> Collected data
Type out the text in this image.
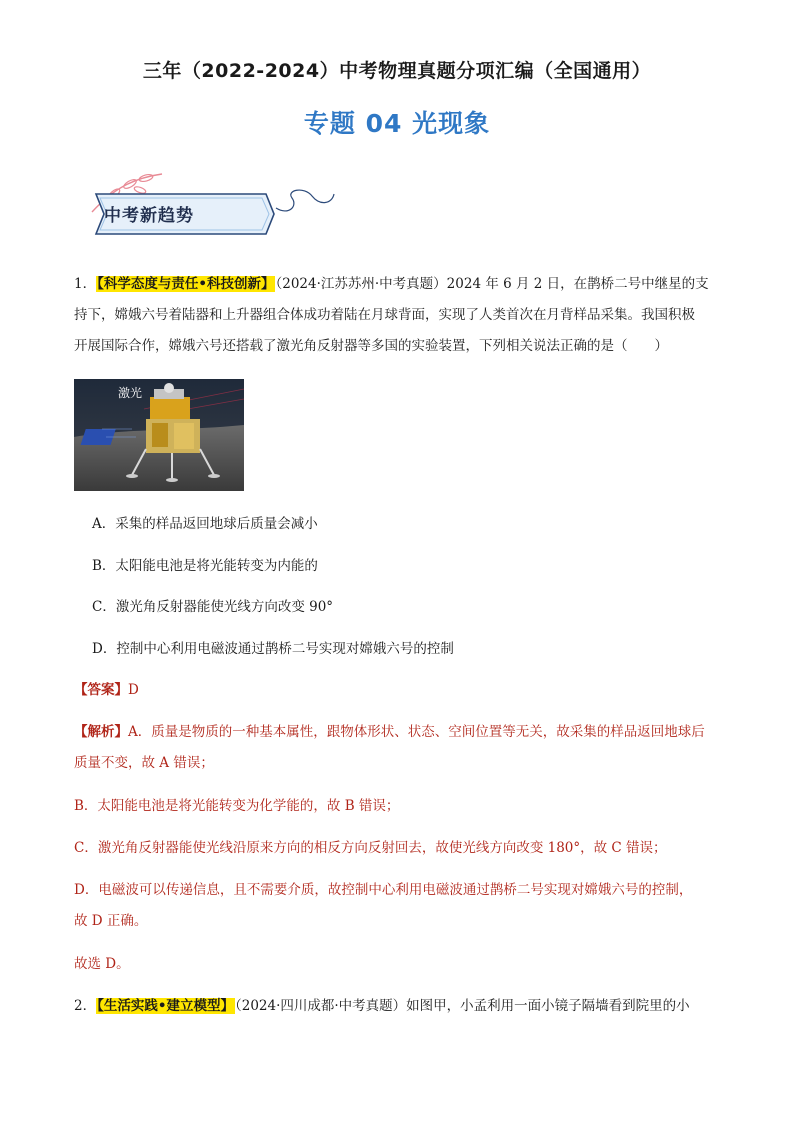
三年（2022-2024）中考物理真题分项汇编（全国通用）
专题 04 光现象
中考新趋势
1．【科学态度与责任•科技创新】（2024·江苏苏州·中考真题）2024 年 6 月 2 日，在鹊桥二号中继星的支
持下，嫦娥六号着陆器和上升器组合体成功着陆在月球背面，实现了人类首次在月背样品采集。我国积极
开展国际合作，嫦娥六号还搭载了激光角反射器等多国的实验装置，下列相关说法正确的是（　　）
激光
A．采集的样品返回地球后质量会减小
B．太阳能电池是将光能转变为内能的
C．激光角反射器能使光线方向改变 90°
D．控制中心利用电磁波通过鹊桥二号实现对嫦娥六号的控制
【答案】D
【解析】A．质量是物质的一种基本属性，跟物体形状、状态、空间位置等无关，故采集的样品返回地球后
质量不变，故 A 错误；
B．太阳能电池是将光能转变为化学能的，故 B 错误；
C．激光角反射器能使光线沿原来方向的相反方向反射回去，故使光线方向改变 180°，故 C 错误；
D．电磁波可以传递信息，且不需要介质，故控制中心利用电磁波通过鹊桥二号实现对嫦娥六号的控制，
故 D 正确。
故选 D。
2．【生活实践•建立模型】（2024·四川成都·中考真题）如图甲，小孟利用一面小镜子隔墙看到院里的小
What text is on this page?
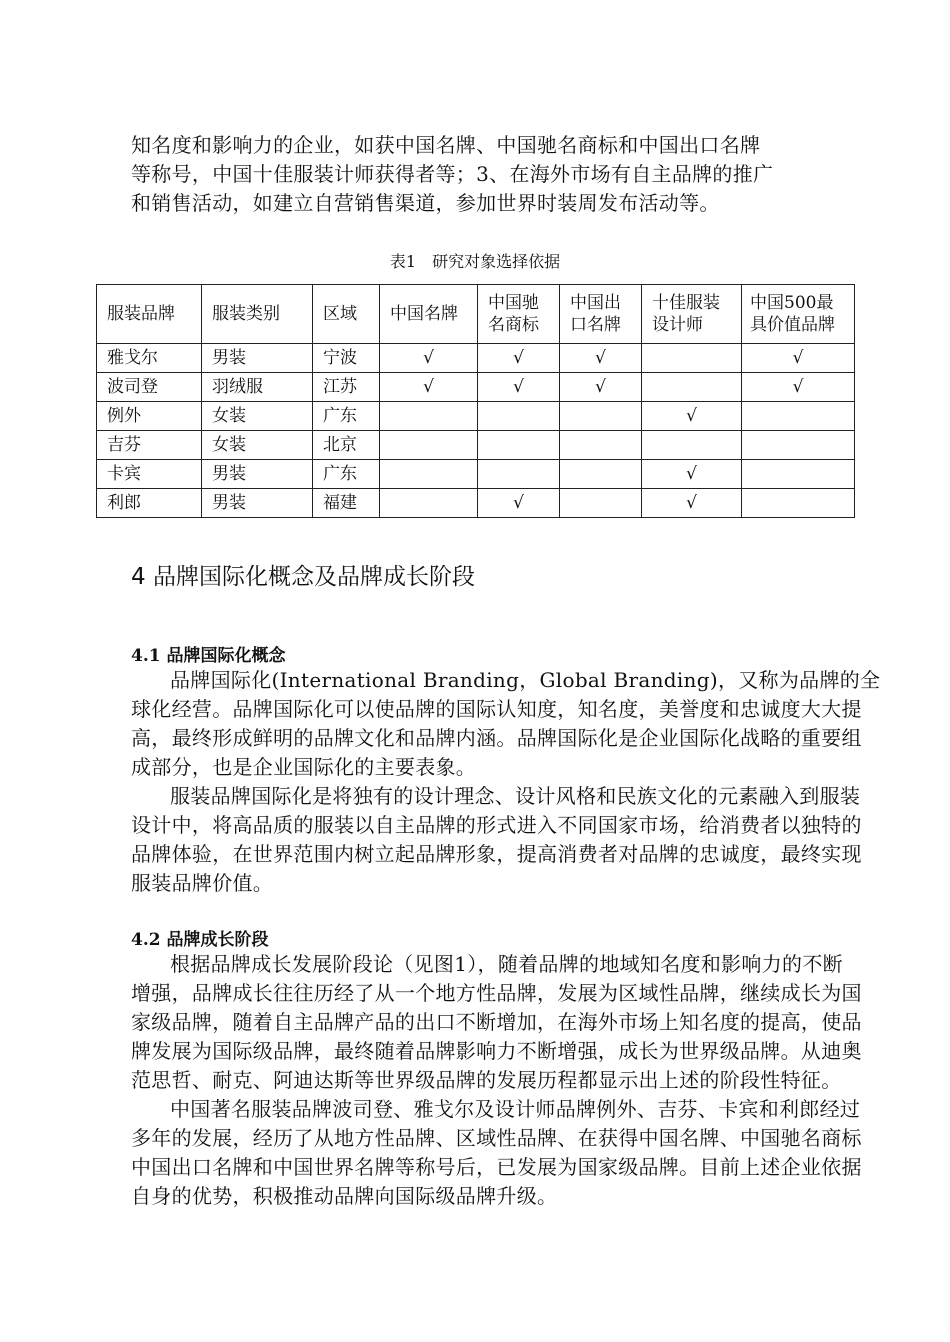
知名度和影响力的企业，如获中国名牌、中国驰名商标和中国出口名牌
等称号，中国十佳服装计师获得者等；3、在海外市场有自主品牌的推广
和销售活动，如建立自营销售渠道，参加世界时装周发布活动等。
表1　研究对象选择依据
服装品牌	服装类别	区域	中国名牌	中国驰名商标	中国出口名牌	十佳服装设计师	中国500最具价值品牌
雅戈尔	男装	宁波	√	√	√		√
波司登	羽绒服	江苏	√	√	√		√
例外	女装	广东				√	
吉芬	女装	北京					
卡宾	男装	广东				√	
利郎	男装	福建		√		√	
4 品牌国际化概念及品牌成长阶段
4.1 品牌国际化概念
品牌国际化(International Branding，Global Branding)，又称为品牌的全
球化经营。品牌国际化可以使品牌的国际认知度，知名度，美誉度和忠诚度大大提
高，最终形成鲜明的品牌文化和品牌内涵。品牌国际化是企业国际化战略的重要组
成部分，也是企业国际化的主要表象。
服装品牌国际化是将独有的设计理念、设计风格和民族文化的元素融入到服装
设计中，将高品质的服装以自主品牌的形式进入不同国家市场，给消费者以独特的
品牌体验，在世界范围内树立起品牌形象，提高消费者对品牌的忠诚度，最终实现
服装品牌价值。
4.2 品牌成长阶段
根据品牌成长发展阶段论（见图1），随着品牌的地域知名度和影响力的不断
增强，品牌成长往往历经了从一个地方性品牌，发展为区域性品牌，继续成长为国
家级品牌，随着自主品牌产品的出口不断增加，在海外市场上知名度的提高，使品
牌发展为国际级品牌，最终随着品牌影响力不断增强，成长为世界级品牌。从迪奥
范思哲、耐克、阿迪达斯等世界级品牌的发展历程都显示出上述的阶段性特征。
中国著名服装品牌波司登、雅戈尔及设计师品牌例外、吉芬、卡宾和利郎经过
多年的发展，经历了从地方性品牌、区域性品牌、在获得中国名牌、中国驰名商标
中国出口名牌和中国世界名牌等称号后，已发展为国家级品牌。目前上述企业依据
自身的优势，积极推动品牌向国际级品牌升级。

> Instructions for the task
Gather all lines of the records that include the word "this".

> Right answer
Type out the text in this image.
What text is on this page?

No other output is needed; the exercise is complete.